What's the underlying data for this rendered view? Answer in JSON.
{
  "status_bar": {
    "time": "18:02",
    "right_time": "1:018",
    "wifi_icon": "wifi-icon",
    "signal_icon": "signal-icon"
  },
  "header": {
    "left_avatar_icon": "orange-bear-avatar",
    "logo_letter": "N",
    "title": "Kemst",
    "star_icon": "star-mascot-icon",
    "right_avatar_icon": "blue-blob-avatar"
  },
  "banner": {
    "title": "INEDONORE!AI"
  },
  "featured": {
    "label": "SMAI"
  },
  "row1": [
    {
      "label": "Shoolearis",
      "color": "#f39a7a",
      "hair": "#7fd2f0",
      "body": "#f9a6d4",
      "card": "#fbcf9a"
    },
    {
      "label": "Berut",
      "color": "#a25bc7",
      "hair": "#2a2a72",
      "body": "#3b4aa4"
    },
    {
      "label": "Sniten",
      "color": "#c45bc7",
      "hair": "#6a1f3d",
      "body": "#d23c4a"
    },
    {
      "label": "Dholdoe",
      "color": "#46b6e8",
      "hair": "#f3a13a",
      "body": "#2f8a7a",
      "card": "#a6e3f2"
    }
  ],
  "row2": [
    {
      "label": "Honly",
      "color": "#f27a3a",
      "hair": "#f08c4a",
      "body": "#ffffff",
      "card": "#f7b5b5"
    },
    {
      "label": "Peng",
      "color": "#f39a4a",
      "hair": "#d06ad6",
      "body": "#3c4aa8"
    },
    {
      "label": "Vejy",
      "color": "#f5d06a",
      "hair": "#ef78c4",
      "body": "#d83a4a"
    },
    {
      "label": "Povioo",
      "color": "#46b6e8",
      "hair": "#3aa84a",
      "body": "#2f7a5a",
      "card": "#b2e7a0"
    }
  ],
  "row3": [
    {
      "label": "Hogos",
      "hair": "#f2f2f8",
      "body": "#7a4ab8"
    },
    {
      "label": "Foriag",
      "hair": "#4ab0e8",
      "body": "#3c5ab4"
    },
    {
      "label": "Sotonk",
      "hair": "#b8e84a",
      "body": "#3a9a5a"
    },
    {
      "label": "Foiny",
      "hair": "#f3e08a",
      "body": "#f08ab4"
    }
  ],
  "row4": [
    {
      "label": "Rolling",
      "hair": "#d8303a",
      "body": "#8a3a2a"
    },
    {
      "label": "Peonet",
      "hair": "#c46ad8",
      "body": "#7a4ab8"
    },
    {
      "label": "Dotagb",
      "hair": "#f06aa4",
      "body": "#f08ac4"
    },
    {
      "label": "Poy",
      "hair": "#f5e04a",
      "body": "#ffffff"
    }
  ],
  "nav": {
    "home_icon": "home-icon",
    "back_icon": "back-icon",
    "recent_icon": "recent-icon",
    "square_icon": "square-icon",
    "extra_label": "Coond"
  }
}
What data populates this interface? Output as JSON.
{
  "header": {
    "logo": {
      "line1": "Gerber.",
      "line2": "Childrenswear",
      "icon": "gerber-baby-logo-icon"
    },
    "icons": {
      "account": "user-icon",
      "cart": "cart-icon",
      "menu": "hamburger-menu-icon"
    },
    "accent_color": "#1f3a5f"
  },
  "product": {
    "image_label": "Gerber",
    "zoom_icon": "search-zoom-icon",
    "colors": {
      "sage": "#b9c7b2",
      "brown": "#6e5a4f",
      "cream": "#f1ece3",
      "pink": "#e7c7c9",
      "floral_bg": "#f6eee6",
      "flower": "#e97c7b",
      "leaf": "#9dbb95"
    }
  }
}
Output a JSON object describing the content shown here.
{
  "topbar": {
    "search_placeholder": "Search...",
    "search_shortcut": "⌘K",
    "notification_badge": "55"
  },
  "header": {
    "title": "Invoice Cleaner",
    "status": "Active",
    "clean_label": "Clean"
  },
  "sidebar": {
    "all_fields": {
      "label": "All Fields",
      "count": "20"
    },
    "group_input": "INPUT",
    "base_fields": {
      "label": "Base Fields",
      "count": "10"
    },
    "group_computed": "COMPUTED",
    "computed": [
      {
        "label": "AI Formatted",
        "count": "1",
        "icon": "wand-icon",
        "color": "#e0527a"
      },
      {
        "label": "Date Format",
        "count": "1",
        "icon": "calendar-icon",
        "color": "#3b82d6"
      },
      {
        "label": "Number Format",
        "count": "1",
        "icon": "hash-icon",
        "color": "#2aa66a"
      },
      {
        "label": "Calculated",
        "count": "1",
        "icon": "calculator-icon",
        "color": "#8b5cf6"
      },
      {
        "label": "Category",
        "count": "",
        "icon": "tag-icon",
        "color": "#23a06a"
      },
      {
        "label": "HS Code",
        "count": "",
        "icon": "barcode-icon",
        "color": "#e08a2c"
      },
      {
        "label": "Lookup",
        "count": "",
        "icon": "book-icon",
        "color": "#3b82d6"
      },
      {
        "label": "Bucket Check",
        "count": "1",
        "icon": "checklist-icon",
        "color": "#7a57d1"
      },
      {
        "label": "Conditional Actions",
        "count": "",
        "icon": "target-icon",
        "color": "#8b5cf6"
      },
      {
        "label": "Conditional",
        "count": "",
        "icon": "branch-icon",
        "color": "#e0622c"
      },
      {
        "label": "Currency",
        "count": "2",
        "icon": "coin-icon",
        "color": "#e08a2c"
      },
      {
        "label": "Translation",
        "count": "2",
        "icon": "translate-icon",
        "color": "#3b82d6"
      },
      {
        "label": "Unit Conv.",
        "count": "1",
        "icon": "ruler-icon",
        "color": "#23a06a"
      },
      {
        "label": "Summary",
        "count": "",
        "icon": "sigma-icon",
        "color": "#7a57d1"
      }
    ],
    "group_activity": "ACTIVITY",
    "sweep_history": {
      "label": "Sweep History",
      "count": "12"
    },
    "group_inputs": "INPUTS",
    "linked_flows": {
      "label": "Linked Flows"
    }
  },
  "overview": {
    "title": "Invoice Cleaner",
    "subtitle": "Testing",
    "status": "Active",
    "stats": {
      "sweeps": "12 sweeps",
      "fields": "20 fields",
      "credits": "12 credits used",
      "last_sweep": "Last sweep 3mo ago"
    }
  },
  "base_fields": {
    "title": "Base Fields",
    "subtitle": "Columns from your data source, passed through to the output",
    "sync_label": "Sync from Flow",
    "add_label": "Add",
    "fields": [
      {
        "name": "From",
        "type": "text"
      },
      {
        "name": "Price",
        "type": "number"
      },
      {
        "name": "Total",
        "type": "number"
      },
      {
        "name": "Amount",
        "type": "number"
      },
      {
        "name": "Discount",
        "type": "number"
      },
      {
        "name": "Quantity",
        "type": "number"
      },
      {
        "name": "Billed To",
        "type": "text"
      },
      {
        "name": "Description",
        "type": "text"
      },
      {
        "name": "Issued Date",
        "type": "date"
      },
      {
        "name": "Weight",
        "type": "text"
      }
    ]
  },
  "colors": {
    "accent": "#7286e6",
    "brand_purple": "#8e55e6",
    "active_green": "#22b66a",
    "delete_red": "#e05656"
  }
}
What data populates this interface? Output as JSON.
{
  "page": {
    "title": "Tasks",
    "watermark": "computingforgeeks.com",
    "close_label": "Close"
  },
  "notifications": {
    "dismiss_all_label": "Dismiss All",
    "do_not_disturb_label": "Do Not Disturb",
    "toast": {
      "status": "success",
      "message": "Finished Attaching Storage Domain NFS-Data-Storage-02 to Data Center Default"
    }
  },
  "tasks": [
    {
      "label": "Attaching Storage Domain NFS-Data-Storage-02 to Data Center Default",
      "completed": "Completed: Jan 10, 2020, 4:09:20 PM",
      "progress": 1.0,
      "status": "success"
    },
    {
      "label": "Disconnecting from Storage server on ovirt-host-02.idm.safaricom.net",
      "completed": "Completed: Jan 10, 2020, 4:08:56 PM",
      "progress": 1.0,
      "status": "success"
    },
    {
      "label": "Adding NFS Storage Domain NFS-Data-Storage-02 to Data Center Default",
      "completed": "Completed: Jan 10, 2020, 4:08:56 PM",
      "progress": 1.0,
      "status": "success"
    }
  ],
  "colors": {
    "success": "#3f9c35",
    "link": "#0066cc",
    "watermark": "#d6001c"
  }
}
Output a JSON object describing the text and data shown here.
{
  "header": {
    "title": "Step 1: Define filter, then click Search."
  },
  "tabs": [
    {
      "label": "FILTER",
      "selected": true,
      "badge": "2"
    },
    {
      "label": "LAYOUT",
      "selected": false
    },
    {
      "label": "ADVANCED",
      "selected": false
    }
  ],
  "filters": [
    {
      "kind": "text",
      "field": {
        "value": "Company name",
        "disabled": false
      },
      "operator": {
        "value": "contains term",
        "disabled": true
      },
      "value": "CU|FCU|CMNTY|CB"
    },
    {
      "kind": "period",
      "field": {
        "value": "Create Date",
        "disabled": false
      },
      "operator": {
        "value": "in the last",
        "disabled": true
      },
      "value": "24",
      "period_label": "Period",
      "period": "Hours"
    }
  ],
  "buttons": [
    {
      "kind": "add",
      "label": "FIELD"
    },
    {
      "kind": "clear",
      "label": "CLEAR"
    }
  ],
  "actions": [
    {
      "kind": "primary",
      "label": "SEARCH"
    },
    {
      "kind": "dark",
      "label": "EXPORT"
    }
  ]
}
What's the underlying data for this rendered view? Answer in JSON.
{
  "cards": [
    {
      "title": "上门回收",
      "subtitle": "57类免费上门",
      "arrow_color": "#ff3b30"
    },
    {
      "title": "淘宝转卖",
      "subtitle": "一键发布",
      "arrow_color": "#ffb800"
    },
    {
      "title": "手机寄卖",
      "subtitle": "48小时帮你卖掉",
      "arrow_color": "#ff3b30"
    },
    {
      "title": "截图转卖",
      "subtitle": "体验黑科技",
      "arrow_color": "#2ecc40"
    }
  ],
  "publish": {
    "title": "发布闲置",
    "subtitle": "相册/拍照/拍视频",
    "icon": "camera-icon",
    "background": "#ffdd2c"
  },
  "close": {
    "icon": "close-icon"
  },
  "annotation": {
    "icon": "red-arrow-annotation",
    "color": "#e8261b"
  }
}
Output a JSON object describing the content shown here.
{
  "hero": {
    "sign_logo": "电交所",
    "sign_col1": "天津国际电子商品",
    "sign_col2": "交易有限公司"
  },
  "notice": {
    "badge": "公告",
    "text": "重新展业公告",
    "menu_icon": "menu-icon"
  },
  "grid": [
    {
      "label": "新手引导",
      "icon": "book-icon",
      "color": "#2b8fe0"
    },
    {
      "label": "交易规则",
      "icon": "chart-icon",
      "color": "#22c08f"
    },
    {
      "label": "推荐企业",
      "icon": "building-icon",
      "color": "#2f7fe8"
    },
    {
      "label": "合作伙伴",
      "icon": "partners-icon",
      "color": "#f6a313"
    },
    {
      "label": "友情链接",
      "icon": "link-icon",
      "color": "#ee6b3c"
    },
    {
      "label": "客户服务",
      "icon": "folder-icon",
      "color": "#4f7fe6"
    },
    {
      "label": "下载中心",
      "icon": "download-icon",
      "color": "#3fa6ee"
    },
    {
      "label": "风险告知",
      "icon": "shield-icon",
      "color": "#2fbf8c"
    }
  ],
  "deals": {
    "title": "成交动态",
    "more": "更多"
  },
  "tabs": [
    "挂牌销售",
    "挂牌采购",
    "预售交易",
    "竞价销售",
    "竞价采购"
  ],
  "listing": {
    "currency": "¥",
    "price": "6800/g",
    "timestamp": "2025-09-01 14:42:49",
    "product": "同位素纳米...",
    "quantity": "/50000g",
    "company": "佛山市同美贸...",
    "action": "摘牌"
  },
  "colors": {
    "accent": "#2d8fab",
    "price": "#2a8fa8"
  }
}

········

▸ PROBLEM STATEMENT
Within the material above, find the lines that contain the word "Storage"; copy them.

▸ WORKED SOLUTION
      "message": "Finished Attaching Storage Domain NFS-Data-Storage-02 to Data Center Default"
      "label": "Attaching Storage Domain NFS-Data-Storage-02 to Data Center Default",
      "label": "Disconnecting from Storage server on ovirt-host-02.idm.safaricom.net",
      "label": "Adding NFS Storage Domain NFS-Data-Storage-02 to Data Center Default",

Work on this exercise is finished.